The problem: Write the records out again, keeping each line exactly as it is.
** Start of Given entries **
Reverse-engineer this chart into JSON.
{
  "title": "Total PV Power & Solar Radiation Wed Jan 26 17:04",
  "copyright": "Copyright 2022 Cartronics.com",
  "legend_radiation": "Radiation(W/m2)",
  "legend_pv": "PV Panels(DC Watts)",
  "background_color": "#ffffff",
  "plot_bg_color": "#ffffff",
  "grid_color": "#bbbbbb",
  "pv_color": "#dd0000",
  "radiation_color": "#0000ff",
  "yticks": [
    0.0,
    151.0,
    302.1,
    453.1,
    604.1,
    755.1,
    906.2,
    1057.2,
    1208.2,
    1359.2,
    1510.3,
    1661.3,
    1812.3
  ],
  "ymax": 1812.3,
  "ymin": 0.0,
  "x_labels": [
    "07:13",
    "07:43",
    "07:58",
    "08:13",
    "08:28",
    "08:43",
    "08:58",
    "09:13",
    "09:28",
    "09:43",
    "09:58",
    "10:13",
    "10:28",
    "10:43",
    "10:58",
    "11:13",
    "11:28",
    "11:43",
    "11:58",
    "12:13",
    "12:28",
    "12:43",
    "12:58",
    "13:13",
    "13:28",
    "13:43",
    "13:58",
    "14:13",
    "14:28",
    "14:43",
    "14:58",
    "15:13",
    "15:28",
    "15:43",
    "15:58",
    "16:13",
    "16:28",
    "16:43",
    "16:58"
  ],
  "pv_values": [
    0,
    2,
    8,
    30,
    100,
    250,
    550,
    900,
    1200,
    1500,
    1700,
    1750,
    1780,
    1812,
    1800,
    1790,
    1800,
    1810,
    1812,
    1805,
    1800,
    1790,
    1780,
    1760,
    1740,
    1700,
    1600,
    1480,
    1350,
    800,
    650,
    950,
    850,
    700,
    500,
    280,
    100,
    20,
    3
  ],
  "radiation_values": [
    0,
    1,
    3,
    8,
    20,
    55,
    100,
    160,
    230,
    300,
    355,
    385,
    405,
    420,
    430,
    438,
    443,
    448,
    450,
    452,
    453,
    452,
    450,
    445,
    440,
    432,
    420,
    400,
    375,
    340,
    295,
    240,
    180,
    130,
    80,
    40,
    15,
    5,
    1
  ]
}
** End of Given entries **
Reply:
Reverse-engineer this chart into JSON.
{
  "title": "Total PV Power & Solar Radiation Wed Jan 26 17:04",
  "copyright": "Copyright 2022 Cartronics.com",
  "legend_radiation": "Radiation(W/m2)",
  "legend_pv": "PV Panels(DC Watts)",
  "background_color": "#ffffff",
  "plot_bg_color": "#ffffff",
  "grid_color": "#bbbbbb",
  "pv_color": "#dd0000",
  "radiation_color": "#0000ff",
  "yticks": [
    0.0,
    151.0,
    302.1,
    453.1,
    604.1,
    755.1,
    906.2,
    1057.2,
    1208.2,
    1359.2,
    1510.3,
    1661.3,
    1812.3
  ],
  "ymax": 1812.3,
  "ymin": 0.0,
  "x_labels": [
    "07:13",
    "07:43",
    "07:58",
    "08:13",
    "08:28",
    "08:43",
    "08:58",
    "09:13",
    "09:28",
    "09:43",
    "09:58",
    "10:13",
    "10:28",
    "10:43",
    "10:58",
    "11:13",
    "11:28",
    "11:43",
    "11:58",
    "12:13",
    "12:28",
    "12:43",
    "12:58",
    "13:13",
    "13:28",
    "13:43",
    "13:58",
    "14:13",
    "14:28",
    "14:43",
    "14:58",
    "15:13",
    "15:28",
    "15:43",
    "15:58",
    "16:13",
    "16:28",
    "16:43",
    "16:58"
  ],
  "pv_values": [
    0,
    2,
    8,
    30,
    100,
    250,
    550,
    900,
    1200,
    1500,
    1700,
    1750,
    1780,
    1812,
    1800,
    1790,
    1800,
    1810,
    1812,
    1805,
    1800,
    1790,
    1780,
    1760,
    1740,
    1700,
    1600,
    1480,
    1350,
    800,
    650,
    950,
    850,
    700,
    500,
    280,
    100,
    20,
    3
  ],
  "radiation_values": [
    0,
    1,
    3,
    8,
    20,
    55,
    100,
    160,
    230,
    300,
    355,
    385,
    405,
    420,
    430,
    438,
    443,
    448,
    450,
    452,
    453,
    452,
    450,
    445,
    440,
    432,
    420,
    400,
    375,
    340,
    295,
    240,
    180,
    130,
    80,
    40,
    15,
    5,
    1
  ]
}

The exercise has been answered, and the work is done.